## Task description
Leave out the pictures and repeat every record exactly.

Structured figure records
....

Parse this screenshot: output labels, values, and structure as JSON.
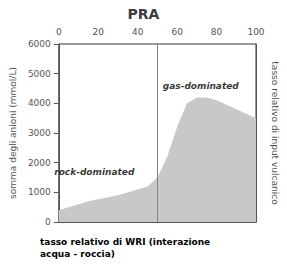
{
  "chart_data": {
    "type": "area",
    "title": "PRA",
    "xlim": [
      0,
      100
    ],
    "ylim": [
      0,
      6000
    ],
    "xticks": [
      0,
      20,
      40,
      60,
      80,
      100
    ],
    "yticks": [
      0,
      1000,
      2000,
      3000,
      4000,
      5000,
      6000
    ],
    "grid": false,
    "ylabel": "somma degli anioni (mmol/L)",
    "y2label": "tasso relativo di input vulcanico",
    "xlabel": "tasso relativo di WRI (interazione\nacqua - roccia)",
    "color": "#c8c8c8",
    "polygons": [
      {
        "x": [
          0,
          0,
          5,
          15,
          30,
          45,
          50,
          50,
          0
        ],
        "y": [
          0,
          400,
          500,
          700,
          900,
          1200,
          1500,
          0,
          0
        ]
      },
      {
        "x": [
          50,
          50,
          55,
          60,
          65,
          70,
          75,
          80,
          90,
          100,
          100,
          80,
          70,
          60,
          55,
          50
        ],
        "y": [
          0,
          1500,
          2200,
          3200,
          4000,
          4200,
          4200,
          4100,
          3800,
          3500,
          0,
          0,
          0,
          0,
          0,
          0
        ]
      }
    ],
    "divider_x": 50,
    "annotations": [
      {
        "text": "rock-dominated",
        "x": 18,
        "y": 1700
      },
      {
        "text": "gas-dominated",
        "x": 72,
        "y": 4600
      }
    ]
  }
}
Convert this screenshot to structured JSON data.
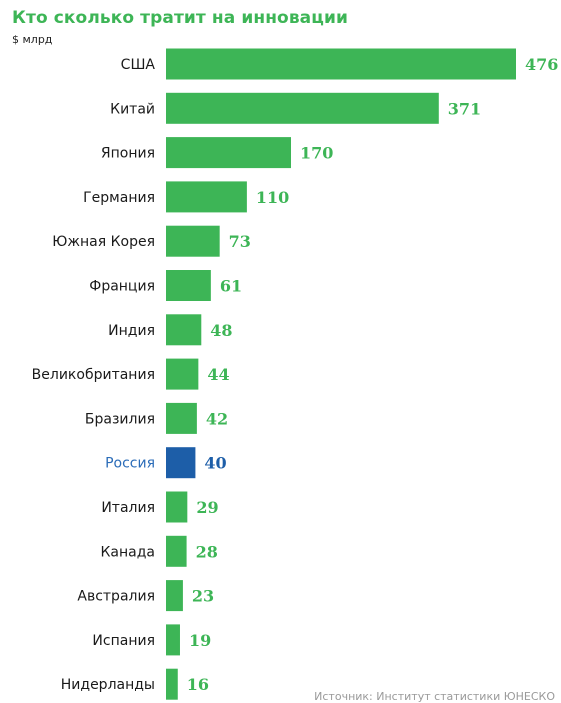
{
  "header": {
    "title": "Кто сколько тратит на инновации",
    "unit": "$ млрд"
  },
  "footer": {
    "source": "Источник: Институт статистики ЮНЕСКО"
  },
  "colors": {
    "bar": "#3db556",
    "highlight_bar": "#1d5ea8",
    "label": "#1a1a1a",
    "highlight_label": "#2b6cb8",
    "value": "#3db556",
    "highlight_value": "#1d5ea8",
    "title": "#3db556"
  },
  "chart_data": {
    "type": "bar",
    "orientation": "horizontal",
    "title": "Кто сколько тратит на инновации",
    "unit": "$ млрд",
    "categories": [
      "США",
      "Китай",
      "Япония",
      "Германия",
      "Южная Корея",
      "Франция",
      "Индия",
      "Великобритания",
      "Бразилия",
      "Россия",
      "Италия",
      "Канада",
      "Австралия",
      "Испания",
      "Нидерланды"
    ],
    "values": [
      476,
      371,
      170,
      110,
      73,
      61,
      48,
      44,
      42,
      40,
      29,
      28,
      23,
      19,
      16
    ],
    "highlight": "Россия",
    "grid": false,
    "legend": "none"
  }
}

....

## Answer to the problem
Parse this screenshot: output labels, values, and structure as JSON.
{
  "chart_data": {
    "type": "area",
    "title": "PRA",
    "xlim": [
      0,
      100
    ],
    "ylim": [
      0,
      6000
    ],
    "xticks": [
      0,
      20,
      40,
      60,
      80,
      100
    ],
    "yticks": [
      0,
      1000,
      2000,
      3000,
      4000,
      5000,
      6000
    ],
    "grid": false,
    "ylabel": "somma degli anioni (mmol/L)",
    "y2label": "tasso relativo di input vulcanico",
    "xlabel": "tasso relativo di WRI (interazione\nacqua - roccia)",
    "color": "#c8c8c8",
    "polygons": [
      {
        "x": [
          0,
          0,
          5,
          15,
          30,
          45,
          50,
          50,
          0
        ],
        "y": [
          0,
          400,
          500,
          700,
          900,
          1200,
          1500,
          0,
          0
        ]
      },
      {
        "x": [
          50,
          50,
          55,
          60,
          65,
          70,
          75,
          80,
          90,
          100,
          100,
          80,
          70,
          60,
          55,
          50
        ],
        "y": [
          0,
          1500,
          2200,
          3200,
          4000,
          4200,
          4200,
          4100,
          3800,
          3500,
          0,
          0,
          0,
          0,
          0,
          0
        ]
      }
    ],
    "divider_x": 50,
    "annotations": [
      {
        "text": "rock-dominated",
        "x": 18,
        "y": 1700
      },
      {
        "text": "gas-dominated",
        "x": 72,
        "y": 4600
      }
    ]
  }
}
Convert this screenshot to structured JSON data.
{
  "header": {
    "title": "Кто сколько тратит на инновации",
    "unit": "$ млрд"
  },
  "footer": {
    "source": "Источник: Институт статистики ЮНЕСКО"
  },
  "colors": {
    "bar": "#3db556",
    "highlight_bar": "#1d5ea8",
    "label": "#1a1a1a",
    "highlight_label": "#2b6cb8",
    "value": "#3db556",
    "highlight_value": "#1d5ea8",
    "title": "#3db556"
  },
  "chart_data": {
    "type": "bar",
    "orientation": "horizontal",
    "title": "Кто сколько тратит на инновации",
    "unit": "$ млрд",
    "categories": [
      "США",
      "Китай",
      "Япония",
      "Германия",
      "Южная Корея",
      "Франция",
      "Индия",
      "Великобритания",
      "Бразилия",
      "Россия",
      "Италия",
      "Канада",
      "Австралия",
      "Испания",
      "Нидерланды"
    ],
    "values": [
      476,
      371,
      170,
      110,
      73,
      61,
      48,
      44,
      42,
      40,
      29,
      28,
      23,
      19,
      16
    ],
    "highlight": "Россия",
    "grid": false,
    "legend": "none"
  }
}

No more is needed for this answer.